▶ **Aim**
Search the listing below for "Datacenter". Copy each matching line.

▶ **Data to use**
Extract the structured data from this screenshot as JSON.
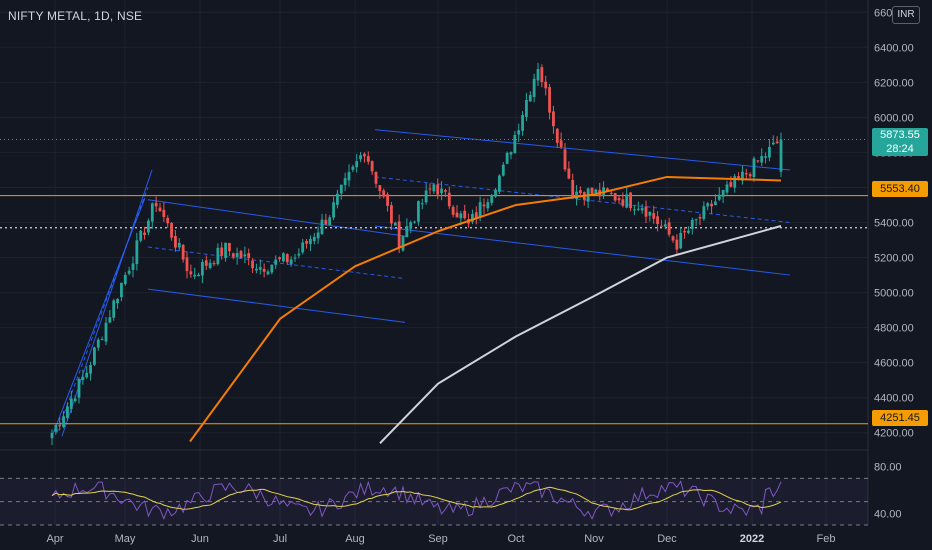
{
  "header": {
    "symbol_line": "NIFTY METAL, 1D, NSE"
  },
  "currency_button": "INR",
  "price_tags": {
    "last_price": "5873.55",
    "countdown": "28:24",
    "level_upper": "5553.40",
    "level_lower": "4251.45"
  },
  "colors": {
    "background": "#131722",
    "up": "#26a69a",
    "down": "#ef5350",
    "channel": "#2962ff",
    "ma_short": "#f57c00",
    "ma_long": "#d1d4dc",
    "level": "#f59d00",
    "rsi": "#7e57c2",
    "rsi_ma": "#e5d34c"
  },
  "chart_data": [
    {
      "type": "candlestick",
      "title": "NIFTY METAL, 1D, NSE",
      "x_ticks": [
        "Apr",
        "May",
        "Jun",
        "Jul",
        "Aug",
        "Sep",
        "Oct",
        "Nov",
        "Dec",
        "2022",
        "Feb"
      ],
      "y_ticks": [
        "4200.00",
        "4400.00",
        "4600.00",
        "4800.00",
        "5000.00",
        "5200.00",
        "5400.00",
        "5600.00",
        "5800.00",
        "6000.00",
        "6200.00",
        "6400.00",
        "6600.00"
      ],
      "ylim": [
        4130,
        6670
      ],
      "last_price": 5873.55,
      "horizontal_levels": [
        5553.4,
        4251.45
      ],
      "dotted_level": 5370,
      "ohlc_month_anchors": [
        {
          "month": "Apr",
          "close": 4200
        },
        {
          "month": "Apr-mid",
          "close": 4550
        },
        {
          "month": "May-start",
          "close": 5050
        },
        {
          "month": "May-peak",
          "close": 5520
        },
        {
          "month": "May-end",
          "close": 5100
        },
        {
          "month": "Jun",
          "close": 5250
        },
        {
          "month": "Jun-end",
          "close": 5150
        },
        {
          "month": "Jul",
          "close": 5200
        },
        {
          "month": "Jul-end",
          "close": 5450
        },
        {
          "month": "Aug",
          "close": 5820
        },
        {
          "month": "Aug-dip",
          "close": 5300
        },
        {
          "month": "Sep",
          "close": 5620
        },
        {
          "month": "Sep-end",
          "close": 5380
        },
        {
          "month": "Oct",
          "close": 5700
        },
        {
          "month": "Oct-peak",
          "close": 6300
        },
        {
          "month": "Oct-end",
          "close": 5580
        },
        {
          "month": "Nov",
          "close": 5560
        },
        {
          "month": "Nov-end",
          "close": 5500
        },
        {
          "month": "Dec",
          "close": 5280
        },
        {
          "month": "Dec-end",
          "close": 5500
        },
        {
          "month": "2022",
          "close": 5680
        },
        {
          "month": "last",
          "close": 5873.55
        }
      ],
      "series": [
        {
          "name": "",
          "kind": "moving-average-short",
          "points": [
            {
              "x": "May-end",
              "y": 4150
            },
            {
              "x": "Jul",
              "y": 4850
            },
            {
              "x": "Aug",
              "y": 5150
            },
            {
              "x": "Sep",
              "y": 5350
            },
            {
              "x": "Oct",
              "y": 5500
            },
            {
              "x": "Nov",
              "y": 5560
            },
            {
              "x": "Dec",
              "y": 5660
            },
            {
              "x": "2022",
              "y": 5640
            }
          ]
        },
        {
          "name": "",
          "kind": "moving-average-long",
          "points": [
            {
              "x": "Aug",
              "y": 4140
            },
            {
              "x": "Sep",
              "y": 4480
            },
            {
              "x": "Oct",
              "y": 4750
            },
            {
              "x": "Nov",
              "y": 4980
            },
            {
              "x": "Dec",
              "y": 5200
            },
            {
              "x": "2022",
              "y": 5380
            }
          ]
        }
      ]
    },
    {
      "type": "line",
      "title": "",
      "y_ticks": [
        "80.00",
        "40.00"
      ],
      "ylim": [
        30,
        90
      ],
      "bands": [
        70,
        50,
        30
      ],
      "series": [
        {
          "name": "",
          "kind": "rsi"
        },
        {
          "name": "",
          "kind": "rsi-ma"
        }
      ]
    }
  ]
}
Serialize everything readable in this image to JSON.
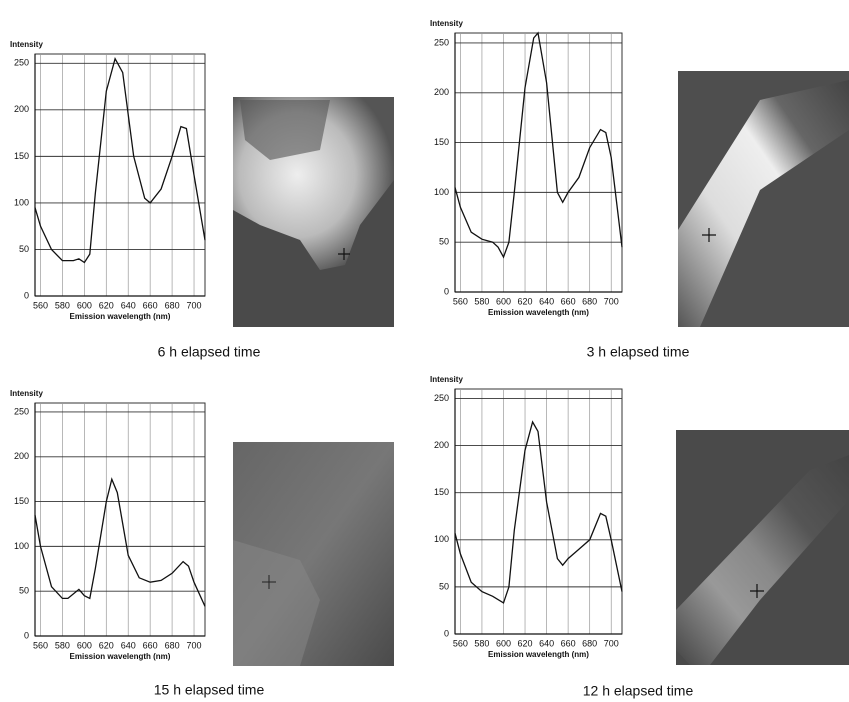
{
  "chart_data": [
    {
      "type": "line",
      "title": "6 h elapsed time",
      "y_label": "Intensity",
      "x_label": "Emission wavelength (nm)",
      "color": "#111111",
      "x": [
        555,
        560,
        570,
        580,
        590,
        595,
        600,
        605,
        610,
        620,
        628,
        635,
        645,
        655,
        660,
        670,
        680,
        688,
        693,
        700,
        710
      ],
      "values": [
        95,
        75,
        50,
        38,
        38,
        40,
        36,
        45,
        110,
        220,
        255,
        240,
        150,
        105,
        100,
        115,
        150,
        182,
        180,
        130,
        60
      ],
      "xlim": [
        555,
        710
      ],
      "ylim": [
        0,
        260
      ],
      "xticks": [
        560,
        580,
        600,
        620,
        640,
        660,
        680,
        700
      ],
      "yticks": [
        0,
        50,
        100,
        150,
        200,
        250
      ],
      "grid": true
    },
    {
      "type": "line",
      "title": "3 h elapsed time",
      "y_label": "Intensity",
      "x_label": "Emission wavelength (nm)",
      "color": "#111111",
      "x": [
        555,
        560,
        570,
        580,
        590,
        595,
        600,
        605,
        610,
        620,
        628,
        632,
        640,
        650,
        655,
        660,
        670,
        680,
        690,
        695,
        700,
        710
      ],
      "values": [
        105,
        85,
        60,
        53,
        50,
        45,
        35,
        50,
        100,
        205,
        255,
        260,
        210,
        100,
        90,
        100,
        115,
        145,
        163,
        160,
        135,
        45
      ],
      "xlim": [
        555,
        710
      ],
      "ylim": [
        0,
        260
      ],
      "xticks": [
        560,
        580,
        600,
        620,
        640,
        660,
        680,
        700
      ],
      "yticks": [
        0,
        50,
        100,
        150,
        200,
        250
      ],
      "grid": true
    },
    {
      "type": "line",
      "title": "15 h elapsed time",
      "y_label": "Intensity",
      "x_label": "Emission wavelength (nm)",
      "color": "#111111",
      "x": [
        555,
        560,
        570,
        580,
        585,
        595,
        600,
        605,
        610,
        620,
        625,
        630,
        640,
        650,
        660,
        670,
        680,
        690,
        695,
        700,
        710
      ],
      "values": [
        135,
        100,
        55,
        42,
        42,
        52,
        45,
        42,
        75,
        150,
        175,
        160,
        90,
        65,
        60,
        62,
        70,
        83,
        78,
        60,
        33
      ],
      "xlim": [
        555,
        710
      ],
      "ylim": [
        0,
        260
      ],
      "xticks": [
        560,
        580,
        600,
        620,
        640,
        660,
        680,
        700
      ],
      "yticks": [
        0,
        50,
        100,
        150,
        200,
        250
      ],
      "grid": true
    },
    {
      "type": "line",
      "title": "12 h elapsed time",
      "y_label": "Intensity",
      "x_label": "Emission wavelength (nm)",
      "color": "#111111",
      "x": [
        555,
        560,
        570,
        580,
        590,
        600,
        605,
        610,
        620,
        627,
        632,
        640,
        650,
        655,
        660,
        670,
        680,
        690,
        695,
        700,
        710
      ],
      "values": [
        107,
        85,
        55,
        45,
        40,
        33,
        50,
        110,
        195,
        225,
        215,
        140,
        80,
        73,
        80,
        90,
        100,
        128,
        125,
        100,
        45
      ],
      "xlim": [
        555,
        710
      ],
      "ylim": [
        0,
        260
      ],
      "xticks": [
        560,
        580,
        600,
        620,
        640,
        660,
        680,
        700
      ],
      "yticks": [
        0,
        50,
        100,
        150,
        200,
        250
      ],
      "grid": true
    }
  ]
}
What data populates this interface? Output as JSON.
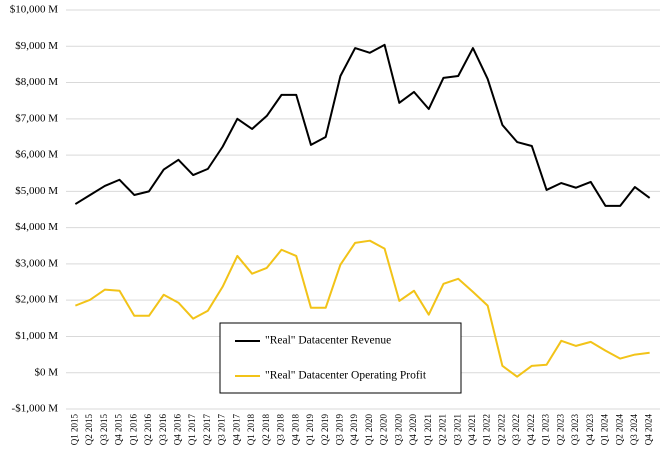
{
  "chart_data": {
    "type": "line",
    "categories": [
      "Q1 2015",
      "Q2 2015",
      "Q3 2015",
      "Q4 2015",
      "Q1 2016",
      "Q2 2016",
      "Q3 2016",
      "Q4 2016",
      "Q1 2017",
      "Q2 2017",
      "Q3 2017",
      "Q4 2017",
      "Q1 2018",
      "Q2 2018",
      "Q3 2018",
      "Q4 2018",
      "Q1 2019",
      "Q2 2019",
      "Q3 2019",
      "Q4 2019",
      "Q1 2020",
      "Q2 2020",
      "Q3 2020",
      "Q4 2020",
      "Q1 2021",
      "Q2 2021",
      "Q3 2021",
      "Q4 2021",
      "Q1 2022",
      "Q2 2022",
      "Q3 2022",
      "Q4 2022",
      "Q1 2023",
      "Q2 2023",
      "Q3 2023",
      "Q4 2023",
      "Q1 2024",
      "Q2 2024",
      "Q3 2024",
      "Q4 2024"
    ],
    "series": [
      {
        "name": "\"Real\" Datacenter Revenue",
        "color": "#000000",
        "values": [
          4650,
          4900,
          5150,
          5320,
          4900,
          5000,
          5600,
          5870,
          5450,
          5620,
          6230,
          7000,
          6720,
          7080,
          7660,
          7660,
          6280,
          6500,
          8180,
          8950,
          8820,
          9040,
          7440,
          7740,
          7270,
          8130,
          8180,
          8950,
          8100,
          6830,
          6360,
          6250,
          5040,
          5230,
          5100,
          5260,
          4600,
          4600,
          5120,
          4820
        ]
      },
      {
        "name": "\"Real\" Datacenter Operating Profit",
        "color": "#f2c318",
        "values": [
          1850,
          2010,
          2290,
          2260,
          1570,
          1570,
          2150,
          1930,
          1490,
          1710,
          2370,
          3220,
          2730,
          2890,
          3390,
          3220,
          1790,
          1790,
          2980,
          3580,
          3640,
          3420,
          1980,
          2260,
          1600,
          2450,
          2590,
          2230,
          1850,
          190,
          -110,
          190,
          220,
          880,
          740,
          850,
          610,
          390,
          500,
          550
        ]
      }
    ],
    "ylim": [
      -1000,
      10000
    ],
    "yticks": [
      {
        "value": -1000,
        "label": "-$1,000 M"
      },
      {
        "value": 0,
        "label": "$0 M"
      },
      {
        "value": 1000,
        "label": "$1,000 M"
      },
      {
        "value": 2000,
        "label": "$2,000 M"
      },
      {
        "value": 3000,
        "label": "$3,000 M"
      },
      {
        "value": 4000,
        "label": "$4,000 M"
      },
      {
        "value": 5000,
        "label": "$5,000 M"
      },
      {
        "value": 6000,
        "label": "$6,000 M"
      },
      {
        "value": 7000,
        "label": "$7,000 M"
      },
      {
        "value": 8000,
        "label": "$8,000 M"
      },
      {
        "value": 9000,
        "label": "$9,000 M"
      },
      {
        "value": 10000,
        "label": "$10,000 M"
      }
    ],
    "grid": true
  }
}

▶ **Correct output**
        "name": "\"Real\" Datacenter Revenue",
        "name": "\"Real\" Datacenter Operating Profit",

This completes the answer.